Aim → All of the data below should be written out exactly.

Supplied information →

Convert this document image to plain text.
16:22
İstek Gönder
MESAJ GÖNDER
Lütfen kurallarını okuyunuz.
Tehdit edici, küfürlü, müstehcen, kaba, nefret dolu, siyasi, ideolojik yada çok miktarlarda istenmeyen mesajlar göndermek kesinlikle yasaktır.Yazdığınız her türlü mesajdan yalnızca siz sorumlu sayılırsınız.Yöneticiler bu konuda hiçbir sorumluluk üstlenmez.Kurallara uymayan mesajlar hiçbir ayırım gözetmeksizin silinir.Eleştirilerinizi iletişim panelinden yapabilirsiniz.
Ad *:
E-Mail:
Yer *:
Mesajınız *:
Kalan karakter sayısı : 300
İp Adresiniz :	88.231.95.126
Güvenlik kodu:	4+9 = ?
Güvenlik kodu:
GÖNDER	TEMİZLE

Complete answer →
Convert this document image to plain text.
16:22
İstek Gönder
MESAJ GÖNDER
Lütfen kurallarını okuyunuz.
Tehdit edici, küfürlü, müstehcen, kaba, nefret dolu, siyasi, ideolojik yada çok miktarlarda istenmeyen mesajlar göndermek kesinlikle yasaktır.Yazdığınız her türlü mesajdan yalnızca siz sorumlu sayılırsınız.Yöneticiler bu konuda hiçbir sorumluluk üstlenmez.Kurallara uymayan mesajlar hiçbir ayırım gözetmeksizin silinir.Eleştirilerinizi iletişim panelinden yapabilirsiniz.
Ad *:
E-Mail:
Yer *:
Mesajınız *:
Kalan karakter sayısı : 300
İp Adresiniz :	88.231.95.126
Güvenlik kodu:	4+9 = ?
Güvenlik kodu:
GÖNDER	TEMİZLE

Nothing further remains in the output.